Dataset content:
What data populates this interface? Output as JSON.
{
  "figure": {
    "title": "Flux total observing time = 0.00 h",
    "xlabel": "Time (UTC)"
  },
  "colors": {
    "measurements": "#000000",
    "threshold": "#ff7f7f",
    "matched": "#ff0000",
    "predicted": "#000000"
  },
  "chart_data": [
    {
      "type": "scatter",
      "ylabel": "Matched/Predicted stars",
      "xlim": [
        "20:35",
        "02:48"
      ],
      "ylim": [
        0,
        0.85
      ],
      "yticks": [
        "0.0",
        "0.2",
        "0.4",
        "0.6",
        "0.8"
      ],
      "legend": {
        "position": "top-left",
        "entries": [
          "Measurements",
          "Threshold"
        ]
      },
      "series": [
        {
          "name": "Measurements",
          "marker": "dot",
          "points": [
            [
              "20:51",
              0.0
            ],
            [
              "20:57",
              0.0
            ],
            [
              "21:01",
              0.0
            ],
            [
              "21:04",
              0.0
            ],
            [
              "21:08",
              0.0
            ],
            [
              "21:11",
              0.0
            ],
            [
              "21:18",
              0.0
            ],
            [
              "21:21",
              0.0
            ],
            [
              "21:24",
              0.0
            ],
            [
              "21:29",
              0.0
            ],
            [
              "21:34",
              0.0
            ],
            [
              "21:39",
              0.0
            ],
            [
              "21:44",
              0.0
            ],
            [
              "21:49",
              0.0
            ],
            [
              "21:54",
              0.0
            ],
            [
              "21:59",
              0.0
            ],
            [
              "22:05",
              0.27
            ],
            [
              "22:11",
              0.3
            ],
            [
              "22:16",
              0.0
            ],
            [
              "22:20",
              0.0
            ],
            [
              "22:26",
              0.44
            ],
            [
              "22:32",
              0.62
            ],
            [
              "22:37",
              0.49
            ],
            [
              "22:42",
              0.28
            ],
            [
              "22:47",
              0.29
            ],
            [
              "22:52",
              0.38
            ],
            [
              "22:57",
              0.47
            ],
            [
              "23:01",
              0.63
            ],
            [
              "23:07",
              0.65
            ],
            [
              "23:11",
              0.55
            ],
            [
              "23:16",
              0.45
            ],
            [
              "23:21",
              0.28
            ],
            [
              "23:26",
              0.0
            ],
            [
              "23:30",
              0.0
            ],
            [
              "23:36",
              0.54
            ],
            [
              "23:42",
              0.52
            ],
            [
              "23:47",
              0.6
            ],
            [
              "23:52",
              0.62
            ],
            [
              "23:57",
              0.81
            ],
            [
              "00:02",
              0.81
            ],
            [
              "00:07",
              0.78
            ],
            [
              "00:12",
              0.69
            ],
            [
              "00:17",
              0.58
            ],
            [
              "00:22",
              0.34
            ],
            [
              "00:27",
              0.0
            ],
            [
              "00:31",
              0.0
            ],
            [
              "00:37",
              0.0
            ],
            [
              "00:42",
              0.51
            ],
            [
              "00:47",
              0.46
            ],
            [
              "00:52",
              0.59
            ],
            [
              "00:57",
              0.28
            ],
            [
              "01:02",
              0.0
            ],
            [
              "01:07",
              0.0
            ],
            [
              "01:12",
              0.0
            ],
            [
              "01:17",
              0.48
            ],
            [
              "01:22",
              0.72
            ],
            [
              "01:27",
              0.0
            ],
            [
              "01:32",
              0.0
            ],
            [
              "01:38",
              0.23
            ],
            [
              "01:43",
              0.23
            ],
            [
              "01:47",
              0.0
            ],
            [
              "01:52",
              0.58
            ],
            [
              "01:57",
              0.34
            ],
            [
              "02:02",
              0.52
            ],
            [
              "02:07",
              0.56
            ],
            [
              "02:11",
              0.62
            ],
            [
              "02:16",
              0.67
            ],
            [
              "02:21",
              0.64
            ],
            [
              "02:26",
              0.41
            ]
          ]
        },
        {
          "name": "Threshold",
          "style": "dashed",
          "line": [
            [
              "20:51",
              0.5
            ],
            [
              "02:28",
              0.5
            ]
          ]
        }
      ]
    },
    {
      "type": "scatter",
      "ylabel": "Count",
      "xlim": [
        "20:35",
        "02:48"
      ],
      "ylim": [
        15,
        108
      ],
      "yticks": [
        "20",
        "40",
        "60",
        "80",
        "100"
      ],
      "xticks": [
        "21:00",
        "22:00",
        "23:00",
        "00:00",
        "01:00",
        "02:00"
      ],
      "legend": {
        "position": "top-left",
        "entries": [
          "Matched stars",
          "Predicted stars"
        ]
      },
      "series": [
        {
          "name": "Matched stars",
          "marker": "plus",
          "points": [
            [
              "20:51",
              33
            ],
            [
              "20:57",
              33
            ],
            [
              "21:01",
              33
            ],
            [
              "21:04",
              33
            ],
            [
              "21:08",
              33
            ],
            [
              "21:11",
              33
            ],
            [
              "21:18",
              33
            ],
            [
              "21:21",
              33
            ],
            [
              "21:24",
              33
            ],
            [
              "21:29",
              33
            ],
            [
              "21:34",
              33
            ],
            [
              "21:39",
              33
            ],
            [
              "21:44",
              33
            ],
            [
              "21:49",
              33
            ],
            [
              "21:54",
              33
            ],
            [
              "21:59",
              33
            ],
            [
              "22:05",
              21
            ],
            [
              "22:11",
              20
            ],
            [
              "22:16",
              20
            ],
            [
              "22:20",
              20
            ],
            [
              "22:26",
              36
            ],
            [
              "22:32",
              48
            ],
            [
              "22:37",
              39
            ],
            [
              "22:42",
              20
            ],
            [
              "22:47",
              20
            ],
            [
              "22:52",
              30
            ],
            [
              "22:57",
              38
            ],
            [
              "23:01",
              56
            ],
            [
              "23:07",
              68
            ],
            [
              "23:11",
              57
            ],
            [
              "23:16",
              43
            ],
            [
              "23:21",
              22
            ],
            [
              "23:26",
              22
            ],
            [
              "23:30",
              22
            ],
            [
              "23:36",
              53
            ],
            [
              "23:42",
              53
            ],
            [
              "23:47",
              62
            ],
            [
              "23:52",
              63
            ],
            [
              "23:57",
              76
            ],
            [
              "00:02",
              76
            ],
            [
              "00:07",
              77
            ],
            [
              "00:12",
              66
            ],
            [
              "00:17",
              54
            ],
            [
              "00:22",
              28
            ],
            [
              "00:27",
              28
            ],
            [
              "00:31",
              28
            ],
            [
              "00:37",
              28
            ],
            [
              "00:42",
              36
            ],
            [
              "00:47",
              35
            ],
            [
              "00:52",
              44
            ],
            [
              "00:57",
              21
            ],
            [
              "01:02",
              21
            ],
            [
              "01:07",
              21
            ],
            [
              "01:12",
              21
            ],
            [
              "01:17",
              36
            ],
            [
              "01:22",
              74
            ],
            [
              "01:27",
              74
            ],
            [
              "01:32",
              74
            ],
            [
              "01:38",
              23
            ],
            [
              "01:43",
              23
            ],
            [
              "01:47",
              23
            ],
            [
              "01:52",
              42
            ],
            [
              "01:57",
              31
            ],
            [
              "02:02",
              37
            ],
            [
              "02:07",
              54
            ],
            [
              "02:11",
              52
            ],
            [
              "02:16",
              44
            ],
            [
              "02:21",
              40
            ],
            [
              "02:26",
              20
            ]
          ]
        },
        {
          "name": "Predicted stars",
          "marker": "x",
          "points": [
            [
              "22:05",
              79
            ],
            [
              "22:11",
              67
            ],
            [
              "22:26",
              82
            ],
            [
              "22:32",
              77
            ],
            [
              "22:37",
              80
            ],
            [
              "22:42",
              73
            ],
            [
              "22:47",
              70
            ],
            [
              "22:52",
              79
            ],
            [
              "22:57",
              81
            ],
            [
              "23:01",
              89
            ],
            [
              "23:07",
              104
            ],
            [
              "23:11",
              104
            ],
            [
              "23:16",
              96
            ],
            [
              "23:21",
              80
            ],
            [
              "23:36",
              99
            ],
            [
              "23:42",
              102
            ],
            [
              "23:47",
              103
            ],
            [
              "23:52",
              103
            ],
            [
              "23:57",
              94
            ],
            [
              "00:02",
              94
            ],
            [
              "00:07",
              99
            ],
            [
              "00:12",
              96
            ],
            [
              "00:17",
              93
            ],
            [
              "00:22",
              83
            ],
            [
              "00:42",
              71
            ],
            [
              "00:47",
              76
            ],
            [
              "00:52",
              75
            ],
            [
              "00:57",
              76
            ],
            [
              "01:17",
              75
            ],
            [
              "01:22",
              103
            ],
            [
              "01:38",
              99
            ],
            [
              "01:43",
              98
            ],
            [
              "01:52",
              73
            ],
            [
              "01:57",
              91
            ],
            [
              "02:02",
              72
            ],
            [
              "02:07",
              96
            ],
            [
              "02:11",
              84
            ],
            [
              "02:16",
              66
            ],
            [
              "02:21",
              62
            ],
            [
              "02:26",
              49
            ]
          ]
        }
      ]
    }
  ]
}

What you should do: Where a line holds "name", copy it out.

Solution for this exercise:
          "name": "Measurements",
          "name": "Threshold",
          "name": "Matched stars",
          "name": "Predicted stars",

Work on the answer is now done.